::: MATERIAL FOR THE TASK :::

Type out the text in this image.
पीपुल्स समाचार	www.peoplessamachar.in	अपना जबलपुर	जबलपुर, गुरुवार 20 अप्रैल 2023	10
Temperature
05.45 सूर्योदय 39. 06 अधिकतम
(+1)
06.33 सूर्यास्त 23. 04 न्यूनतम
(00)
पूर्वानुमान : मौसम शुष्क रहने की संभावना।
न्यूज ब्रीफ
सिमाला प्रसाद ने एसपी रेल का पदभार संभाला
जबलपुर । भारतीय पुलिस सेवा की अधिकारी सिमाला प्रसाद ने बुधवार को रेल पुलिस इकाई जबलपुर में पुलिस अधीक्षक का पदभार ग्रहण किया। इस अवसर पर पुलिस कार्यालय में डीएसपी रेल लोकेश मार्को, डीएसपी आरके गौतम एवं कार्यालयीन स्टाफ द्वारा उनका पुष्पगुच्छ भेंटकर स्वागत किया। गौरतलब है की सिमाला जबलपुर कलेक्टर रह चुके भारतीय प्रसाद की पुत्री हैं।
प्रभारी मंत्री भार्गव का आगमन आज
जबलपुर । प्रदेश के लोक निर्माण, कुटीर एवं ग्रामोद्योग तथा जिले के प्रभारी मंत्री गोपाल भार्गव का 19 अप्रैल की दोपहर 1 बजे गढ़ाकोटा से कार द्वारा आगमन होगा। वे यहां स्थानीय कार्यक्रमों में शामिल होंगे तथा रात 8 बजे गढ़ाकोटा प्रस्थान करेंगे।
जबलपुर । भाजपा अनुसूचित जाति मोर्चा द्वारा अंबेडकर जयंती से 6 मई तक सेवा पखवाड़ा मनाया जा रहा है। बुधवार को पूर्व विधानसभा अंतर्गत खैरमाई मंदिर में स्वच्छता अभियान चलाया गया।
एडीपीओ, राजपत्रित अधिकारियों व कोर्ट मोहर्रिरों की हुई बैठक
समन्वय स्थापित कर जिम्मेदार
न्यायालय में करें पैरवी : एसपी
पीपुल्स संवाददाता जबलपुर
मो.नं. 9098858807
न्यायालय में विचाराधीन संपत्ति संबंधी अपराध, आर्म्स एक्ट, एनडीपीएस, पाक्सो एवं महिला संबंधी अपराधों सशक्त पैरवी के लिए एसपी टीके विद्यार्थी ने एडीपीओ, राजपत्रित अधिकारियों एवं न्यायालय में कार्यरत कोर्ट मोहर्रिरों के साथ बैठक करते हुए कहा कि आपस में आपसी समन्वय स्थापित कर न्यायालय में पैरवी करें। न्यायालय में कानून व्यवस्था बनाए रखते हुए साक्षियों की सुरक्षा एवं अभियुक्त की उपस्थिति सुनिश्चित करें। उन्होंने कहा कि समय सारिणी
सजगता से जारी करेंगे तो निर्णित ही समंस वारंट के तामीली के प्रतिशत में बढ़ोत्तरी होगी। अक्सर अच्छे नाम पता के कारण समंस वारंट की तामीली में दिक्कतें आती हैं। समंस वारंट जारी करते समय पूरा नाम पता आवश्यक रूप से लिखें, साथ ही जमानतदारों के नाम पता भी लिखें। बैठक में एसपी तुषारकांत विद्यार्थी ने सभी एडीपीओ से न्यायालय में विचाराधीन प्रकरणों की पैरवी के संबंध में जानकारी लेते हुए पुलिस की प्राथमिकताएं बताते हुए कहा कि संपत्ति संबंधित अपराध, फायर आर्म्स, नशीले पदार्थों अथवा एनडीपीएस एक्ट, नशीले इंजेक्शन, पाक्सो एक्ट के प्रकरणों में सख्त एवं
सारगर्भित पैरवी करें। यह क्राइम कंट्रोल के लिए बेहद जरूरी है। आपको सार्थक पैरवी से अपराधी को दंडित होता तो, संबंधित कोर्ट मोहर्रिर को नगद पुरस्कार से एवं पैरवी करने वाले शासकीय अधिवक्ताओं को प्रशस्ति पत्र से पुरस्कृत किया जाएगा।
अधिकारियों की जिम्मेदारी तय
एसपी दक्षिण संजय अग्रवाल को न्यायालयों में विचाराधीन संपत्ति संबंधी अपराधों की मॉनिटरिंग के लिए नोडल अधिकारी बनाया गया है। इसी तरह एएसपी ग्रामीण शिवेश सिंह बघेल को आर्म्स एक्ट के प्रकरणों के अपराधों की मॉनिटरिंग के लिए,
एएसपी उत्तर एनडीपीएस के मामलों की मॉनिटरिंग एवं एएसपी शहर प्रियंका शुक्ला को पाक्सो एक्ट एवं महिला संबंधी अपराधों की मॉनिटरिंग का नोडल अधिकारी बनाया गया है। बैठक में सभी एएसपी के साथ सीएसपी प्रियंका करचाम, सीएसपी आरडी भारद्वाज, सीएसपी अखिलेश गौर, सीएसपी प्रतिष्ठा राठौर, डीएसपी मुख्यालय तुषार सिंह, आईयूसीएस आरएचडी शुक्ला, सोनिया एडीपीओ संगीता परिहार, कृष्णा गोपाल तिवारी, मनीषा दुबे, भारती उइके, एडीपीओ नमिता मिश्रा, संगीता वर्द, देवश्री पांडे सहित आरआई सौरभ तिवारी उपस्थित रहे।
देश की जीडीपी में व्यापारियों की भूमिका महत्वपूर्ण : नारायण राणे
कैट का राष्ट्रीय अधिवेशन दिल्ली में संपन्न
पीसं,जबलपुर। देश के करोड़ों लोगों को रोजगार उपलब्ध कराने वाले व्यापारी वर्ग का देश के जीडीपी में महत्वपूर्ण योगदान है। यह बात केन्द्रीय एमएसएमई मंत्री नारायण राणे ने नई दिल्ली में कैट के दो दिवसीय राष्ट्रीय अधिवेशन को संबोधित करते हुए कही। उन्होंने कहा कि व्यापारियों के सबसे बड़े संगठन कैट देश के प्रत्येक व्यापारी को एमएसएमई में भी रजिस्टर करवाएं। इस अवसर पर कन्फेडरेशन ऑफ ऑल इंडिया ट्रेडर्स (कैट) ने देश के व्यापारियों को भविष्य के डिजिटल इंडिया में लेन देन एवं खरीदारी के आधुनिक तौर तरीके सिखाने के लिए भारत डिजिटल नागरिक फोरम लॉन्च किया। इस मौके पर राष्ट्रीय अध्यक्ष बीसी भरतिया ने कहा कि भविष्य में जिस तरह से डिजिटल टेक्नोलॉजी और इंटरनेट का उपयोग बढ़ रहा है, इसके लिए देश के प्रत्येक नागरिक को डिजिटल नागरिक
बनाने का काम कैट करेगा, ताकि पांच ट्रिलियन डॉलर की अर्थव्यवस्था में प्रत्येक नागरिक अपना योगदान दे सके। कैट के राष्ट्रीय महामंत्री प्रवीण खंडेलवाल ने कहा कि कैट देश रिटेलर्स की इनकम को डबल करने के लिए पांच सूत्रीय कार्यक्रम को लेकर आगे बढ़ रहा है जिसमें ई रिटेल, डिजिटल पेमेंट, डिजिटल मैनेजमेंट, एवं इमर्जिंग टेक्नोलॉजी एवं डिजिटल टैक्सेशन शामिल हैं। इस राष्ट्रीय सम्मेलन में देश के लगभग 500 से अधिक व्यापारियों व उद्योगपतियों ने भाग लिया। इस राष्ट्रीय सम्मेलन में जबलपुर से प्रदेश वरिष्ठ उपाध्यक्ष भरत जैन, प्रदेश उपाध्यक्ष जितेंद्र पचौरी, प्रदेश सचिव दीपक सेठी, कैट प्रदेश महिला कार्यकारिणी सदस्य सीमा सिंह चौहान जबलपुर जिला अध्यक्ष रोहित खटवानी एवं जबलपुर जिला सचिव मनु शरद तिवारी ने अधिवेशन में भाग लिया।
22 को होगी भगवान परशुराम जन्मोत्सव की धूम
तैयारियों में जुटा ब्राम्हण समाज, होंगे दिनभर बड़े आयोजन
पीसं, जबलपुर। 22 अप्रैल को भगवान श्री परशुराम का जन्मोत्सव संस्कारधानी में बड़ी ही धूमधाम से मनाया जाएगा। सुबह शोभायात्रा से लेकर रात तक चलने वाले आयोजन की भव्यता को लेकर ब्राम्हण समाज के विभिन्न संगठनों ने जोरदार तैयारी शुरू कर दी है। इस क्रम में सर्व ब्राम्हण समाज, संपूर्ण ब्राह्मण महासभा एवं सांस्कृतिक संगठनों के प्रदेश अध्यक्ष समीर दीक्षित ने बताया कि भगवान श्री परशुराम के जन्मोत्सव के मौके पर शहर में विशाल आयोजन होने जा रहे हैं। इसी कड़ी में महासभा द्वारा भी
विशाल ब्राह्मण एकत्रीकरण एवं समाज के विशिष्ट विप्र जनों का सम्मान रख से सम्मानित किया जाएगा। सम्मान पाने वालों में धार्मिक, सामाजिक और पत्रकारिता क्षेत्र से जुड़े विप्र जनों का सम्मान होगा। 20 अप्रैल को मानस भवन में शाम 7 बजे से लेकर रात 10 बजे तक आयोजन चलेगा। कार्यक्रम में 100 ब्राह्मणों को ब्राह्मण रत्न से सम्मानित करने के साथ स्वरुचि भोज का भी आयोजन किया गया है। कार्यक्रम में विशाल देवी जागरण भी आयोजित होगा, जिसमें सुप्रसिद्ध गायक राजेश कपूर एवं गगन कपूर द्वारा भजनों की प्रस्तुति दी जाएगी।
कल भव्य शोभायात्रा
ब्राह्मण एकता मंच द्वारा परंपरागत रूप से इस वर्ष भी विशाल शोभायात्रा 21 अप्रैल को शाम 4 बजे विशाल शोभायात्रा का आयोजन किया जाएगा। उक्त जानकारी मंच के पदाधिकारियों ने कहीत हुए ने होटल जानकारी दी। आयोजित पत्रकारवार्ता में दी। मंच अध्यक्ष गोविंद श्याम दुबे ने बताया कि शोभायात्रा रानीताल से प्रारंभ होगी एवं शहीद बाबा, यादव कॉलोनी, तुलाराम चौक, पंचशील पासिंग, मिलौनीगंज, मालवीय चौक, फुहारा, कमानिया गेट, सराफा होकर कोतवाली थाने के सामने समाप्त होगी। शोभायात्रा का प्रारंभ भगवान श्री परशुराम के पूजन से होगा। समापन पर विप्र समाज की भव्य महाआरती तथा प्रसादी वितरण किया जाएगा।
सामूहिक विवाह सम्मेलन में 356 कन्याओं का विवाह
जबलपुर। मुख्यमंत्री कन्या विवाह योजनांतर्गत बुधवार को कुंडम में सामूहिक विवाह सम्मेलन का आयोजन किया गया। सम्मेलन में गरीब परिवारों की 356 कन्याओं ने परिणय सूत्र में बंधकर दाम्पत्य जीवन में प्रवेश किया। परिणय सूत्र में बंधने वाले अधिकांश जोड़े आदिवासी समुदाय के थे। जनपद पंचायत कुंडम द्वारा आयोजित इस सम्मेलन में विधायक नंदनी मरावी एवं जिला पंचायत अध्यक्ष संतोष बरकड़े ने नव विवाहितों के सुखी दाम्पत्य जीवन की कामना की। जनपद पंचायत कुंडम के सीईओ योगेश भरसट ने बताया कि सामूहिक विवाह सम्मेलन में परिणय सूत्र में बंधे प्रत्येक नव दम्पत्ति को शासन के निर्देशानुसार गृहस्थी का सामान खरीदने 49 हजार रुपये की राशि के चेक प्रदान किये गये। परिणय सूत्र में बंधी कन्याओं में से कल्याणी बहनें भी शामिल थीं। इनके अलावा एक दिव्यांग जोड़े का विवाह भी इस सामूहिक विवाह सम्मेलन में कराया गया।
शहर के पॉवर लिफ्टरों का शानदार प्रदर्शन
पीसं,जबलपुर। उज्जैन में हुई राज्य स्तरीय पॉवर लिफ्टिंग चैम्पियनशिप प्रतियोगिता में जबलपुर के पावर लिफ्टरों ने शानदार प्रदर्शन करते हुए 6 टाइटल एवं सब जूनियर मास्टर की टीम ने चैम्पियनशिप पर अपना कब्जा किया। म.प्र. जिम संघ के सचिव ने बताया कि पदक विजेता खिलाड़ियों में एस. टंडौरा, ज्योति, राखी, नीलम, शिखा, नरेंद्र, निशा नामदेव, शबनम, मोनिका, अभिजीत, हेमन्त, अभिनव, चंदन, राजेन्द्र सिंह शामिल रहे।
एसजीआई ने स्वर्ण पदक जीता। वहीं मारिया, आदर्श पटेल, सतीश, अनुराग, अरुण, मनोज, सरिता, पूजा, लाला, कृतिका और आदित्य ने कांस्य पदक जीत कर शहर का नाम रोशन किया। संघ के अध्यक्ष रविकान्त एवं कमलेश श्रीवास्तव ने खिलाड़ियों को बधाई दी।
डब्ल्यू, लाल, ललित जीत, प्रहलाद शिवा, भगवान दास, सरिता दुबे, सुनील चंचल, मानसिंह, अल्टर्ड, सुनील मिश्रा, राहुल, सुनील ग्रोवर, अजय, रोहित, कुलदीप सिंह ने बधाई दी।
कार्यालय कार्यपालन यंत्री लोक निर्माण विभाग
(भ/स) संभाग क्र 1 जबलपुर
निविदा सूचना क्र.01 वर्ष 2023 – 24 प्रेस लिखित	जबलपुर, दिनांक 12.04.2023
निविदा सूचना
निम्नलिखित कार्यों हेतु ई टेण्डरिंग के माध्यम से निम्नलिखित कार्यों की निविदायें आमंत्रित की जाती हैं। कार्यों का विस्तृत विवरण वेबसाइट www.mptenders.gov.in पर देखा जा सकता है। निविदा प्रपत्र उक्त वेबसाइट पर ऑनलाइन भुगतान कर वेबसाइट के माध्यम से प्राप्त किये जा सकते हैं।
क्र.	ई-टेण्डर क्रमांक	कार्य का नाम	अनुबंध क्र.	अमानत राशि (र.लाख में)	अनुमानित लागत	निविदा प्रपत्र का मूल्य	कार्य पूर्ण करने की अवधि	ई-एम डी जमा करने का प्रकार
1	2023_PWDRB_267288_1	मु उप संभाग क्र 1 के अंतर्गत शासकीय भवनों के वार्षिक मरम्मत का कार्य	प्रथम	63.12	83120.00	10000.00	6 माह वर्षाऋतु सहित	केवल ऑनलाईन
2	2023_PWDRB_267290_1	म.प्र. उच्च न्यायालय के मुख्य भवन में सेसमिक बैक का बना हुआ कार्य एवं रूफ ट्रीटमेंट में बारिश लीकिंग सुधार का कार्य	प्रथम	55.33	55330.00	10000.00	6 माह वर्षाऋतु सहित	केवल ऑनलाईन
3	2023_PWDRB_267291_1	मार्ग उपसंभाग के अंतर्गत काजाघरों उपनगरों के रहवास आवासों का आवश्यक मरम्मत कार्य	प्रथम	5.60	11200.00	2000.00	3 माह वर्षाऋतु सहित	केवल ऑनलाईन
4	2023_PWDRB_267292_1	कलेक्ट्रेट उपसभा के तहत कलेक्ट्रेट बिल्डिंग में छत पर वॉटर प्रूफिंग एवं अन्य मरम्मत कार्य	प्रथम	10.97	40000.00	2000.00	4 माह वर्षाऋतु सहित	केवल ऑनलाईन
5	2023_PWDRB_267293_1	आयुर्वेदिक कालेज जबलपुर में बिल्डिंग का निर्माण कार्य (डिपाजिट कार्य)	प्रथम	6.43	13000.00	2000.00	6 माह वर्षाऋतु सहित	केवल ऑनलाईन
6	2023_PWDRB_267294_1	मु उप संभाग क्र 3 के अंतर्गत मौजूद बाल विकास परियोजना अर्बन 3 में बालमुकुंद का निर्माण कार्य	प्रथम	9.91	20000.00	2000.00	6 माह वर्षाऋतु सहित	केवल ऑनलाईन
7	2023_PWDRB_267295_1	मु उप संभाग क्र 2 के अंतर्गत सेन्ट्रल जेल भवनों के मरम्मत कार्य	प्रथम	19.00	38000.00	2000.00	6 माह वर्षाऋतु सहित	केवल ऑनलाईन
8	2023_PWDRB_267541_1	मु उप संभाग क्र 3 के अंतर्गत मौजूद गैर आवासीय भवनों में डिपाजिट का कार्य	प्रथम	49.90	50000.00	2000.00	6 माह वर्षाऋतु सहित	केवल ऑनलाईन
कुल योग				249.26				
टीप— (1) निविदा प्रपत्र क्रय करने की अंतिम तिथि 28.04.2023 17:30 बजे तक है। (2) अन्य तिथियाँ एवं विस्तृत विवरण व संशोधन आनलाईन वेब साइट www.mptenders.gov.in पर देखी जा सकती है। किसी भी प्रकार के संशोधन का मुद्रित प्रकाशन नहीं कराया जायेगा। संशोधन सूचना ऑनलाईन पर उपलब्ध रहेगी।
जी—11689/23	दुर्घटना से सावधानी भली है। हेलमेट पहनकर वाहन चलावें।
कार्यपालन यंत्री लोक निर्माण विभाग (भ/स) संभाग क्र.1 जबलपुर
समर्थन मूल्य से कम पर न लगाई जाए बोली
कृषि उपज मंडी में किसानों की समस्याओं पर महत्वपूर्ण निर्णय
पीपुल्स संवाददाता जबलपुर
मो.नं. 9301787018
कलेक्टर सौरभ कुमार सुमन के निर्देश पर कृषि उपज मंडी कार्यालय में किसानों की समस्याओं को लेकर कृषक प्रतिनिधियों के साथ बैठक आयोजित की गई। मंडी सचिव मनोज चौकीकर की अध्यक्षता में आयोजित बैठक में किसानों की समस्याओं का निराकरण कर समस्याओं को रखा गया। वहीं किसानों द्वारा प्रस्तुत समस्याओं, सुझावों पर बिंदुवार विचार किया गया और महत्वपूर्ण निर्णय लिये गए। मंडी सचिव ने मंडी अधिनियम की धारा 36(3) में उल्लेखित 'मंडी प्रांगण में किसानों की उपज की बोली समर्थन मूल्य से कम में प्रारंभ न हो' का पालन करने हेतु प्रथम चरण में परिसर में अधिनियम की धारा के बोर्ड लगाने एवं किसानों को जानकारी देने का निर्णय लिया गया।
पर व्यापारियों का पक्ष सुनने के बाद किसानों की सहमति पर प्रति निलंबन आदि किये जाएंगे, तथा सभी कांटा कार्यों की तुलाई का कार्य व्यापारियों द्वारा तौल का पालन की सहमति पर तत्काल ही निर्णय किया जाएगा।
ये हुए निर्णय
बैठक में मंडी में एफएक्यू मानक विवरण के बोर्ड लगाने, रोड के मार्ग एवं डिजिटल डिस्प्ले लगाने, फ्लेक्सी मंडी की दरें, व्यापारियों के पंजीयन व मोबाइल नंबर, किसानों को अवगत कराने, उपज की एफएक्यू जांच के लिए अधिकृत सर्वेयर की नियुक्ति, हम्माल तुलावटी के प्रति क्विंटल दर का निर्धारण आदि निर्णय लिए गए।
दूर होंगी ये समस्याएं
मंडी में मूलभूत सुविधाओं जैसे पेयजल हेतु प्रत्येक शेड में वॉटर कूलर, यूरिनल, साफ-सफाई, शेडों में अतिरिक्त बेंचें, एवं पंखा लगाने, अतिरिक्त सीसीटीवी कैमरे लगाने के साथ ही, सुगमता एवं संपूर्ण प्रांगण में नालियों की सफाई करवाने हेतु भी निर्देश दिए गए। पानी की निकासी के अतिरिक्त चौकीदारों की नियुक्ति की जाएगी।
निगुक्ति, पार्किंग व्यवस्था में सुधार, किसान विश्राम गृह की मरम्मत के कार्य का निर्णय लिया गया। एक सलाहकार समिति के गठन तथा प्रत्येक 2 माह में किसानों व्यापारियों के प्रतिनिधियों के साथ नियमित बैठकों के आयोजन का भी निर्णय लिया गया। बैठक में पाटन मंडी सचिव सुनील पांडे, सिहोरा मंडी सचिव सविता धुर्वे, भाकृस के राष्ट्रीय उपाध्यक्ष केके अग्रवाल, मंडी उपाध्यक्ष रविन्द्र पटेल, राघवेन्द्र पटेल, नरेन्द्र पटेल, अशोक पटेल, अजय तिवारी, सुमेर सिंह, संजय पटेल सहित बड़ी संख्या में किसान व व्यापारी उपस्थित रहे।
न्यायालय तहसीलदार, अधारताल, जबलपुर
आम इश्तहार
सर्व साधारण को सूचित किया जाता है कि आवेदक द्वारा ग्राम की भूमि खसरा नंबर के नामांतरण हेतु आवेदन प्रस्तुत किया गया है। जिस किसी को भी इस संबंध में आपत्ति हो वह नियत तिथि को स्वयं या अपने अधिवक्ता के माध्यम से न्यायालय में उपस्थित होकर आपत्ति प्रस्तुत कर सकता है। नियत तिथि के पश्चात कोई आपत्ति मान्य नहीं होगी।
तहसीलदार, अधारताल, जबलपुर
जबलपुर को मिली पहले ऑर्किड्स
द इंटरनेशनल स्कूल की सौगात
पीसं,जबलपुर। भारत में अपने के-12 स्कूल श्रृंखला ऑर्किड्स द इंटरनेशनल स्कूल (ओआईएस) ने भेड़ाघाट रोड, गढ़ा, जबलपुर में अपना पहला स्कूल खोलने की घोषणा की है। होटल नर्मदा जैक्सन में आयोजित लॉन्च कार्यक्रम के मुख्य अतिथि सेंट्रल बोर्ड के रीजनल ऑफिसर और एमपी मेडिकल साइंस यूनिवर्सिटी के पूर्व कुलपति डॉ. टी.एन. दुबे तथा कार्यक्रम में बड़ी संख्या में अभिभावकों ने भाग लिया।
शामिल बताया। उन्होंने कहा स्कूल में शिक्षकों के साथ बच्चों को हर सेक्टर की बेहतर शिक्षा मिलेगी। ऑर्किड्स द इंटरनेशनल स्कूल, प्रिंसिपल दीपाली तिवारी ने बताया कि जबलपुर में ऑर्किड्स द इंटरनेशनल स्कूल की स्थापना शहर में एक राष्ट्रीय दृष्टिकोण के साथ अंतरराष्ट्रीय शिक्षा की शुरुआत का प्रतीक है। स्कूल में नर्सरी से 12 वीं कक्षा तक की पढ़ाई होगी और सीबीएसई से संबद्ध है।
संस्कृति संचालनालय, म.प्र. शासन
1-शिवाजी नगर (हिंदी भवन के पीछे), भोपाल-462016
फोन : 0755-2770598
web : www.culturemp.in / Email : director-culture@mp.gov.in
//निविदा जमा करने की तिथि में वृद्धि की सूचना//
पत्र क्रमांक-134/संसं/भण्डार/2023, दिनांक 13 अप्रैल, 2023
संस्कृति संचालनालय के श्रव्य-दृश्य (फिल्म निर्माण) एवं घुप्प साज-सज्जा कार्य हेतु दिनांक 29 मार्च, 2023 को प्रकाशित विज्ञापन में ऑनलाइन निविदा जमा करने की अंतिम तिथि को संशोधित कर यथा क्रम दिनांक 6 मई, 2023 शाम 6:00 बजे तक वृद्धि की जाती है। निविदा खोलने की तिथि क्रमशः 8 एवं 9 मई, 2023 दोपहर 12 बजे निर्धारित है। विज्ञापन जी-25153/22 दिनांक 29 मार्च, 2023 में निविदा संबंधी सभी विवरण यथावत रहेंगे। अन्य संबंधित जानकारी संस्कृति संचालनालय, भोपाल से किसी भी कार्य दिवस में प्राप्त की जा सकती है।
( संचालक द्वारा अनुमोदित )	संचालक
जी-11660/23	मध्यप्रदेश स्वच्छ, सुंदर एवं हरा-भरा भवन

:::

**SHORT TASK:** Your answer should be a single number: the count of lines in these records that hold the string "आगमन".

**SOLUTION:** 2